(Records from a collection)
━━━━━━━━━━━━━━━━━━━━
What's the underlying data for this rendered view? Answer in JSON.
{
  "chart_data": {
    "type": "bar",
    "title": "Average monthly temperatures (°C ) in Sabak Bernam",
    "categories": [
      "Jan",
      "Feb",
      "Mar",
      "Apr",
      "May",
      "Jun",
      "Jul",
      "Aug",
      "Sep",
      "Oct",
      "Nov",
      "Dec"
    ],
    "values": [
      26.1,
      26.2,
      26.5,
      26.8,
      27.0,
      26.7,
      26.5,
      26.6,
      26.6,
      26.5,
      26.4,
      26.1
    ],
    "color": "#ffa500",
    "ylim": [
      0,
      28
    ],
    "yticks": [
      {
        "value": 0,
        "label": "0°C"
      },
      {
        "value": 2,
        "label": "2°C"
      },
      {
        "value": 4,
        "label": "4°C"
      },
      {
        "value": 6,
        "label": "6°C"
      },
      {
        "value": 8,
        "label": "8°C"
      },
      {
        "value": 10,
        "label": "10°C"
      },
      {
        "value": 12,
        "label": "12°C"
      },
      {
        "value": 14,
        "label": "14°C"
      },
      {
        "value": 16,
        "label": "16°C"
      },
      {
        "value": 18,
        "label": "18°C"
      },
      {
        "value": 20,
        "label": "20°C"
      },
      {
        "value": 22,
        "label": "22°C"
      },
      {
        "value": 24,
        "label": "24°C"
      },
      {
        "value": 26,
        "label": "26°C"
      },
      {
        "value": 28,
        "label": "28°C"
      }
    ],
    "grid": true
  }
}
━━━━━━━━━━━━━━━━━━━━
* Exercise directions: Reproduce all of the records exactly.

* Expected answer:
What's the underlying data for this rendered view? Answer in JSON.
{
  "chart_data": {
    "type": "bar",
    "title": "Average monthly temperatures (°C ) in Sabak Bernam",
    "categories": [
      "Jan",
      "Feb",
      "Mar",
      "Apr",
      "May",
      "Jun",
      "Jul",
      "Aug",
      "Sep",
      "Oct",
      "Nov",
      "Dec"
    ],
    "values": [
      26.1,
      26.2,
      26.5,
      26.8,
      27.0,
      26.7,
      26.5,
      26.6,
      26.6,
      26.5,
      26.4,
      26.1
    ],
    "color": "#ffa500",
    "ylim": [
      0,
      28
    ],
    "yticks": [
      {
        "value": 0,
        "label": "0°C"
      },
      {
        "value": 2,
        "label": "2°C"
      },
      {
        "value": 4,
        "label": "4°C"
      },
      {
        "value": 6,
        "label": "6°C"
      },
      {
        "value": 8,
        "label": "8°C"
      },
      {
        "value": 10,
        "label": "10°C"
      },
      {
        "value": 12,
        "label": "12°C"
      },
      {
        "value": 14,
        "label": "14°C"
      },
      {
        "value": 16,
        "label": "16°C"
      },
      {
        "value": 18,
        "label": "18°C"
      },
      {
        "value": 20,
        "label": "20°C"
      },
      {
        "value": 22,
        "label": "22°C"
      },
      {
        "value": 24,
        "label": "24°C"
      },
      {
        "value": 26,
        "label": "26°C"
      },
      {
        "value": 28,
        "label": "28°C"
      }
    ],
    "grid": true
  }
}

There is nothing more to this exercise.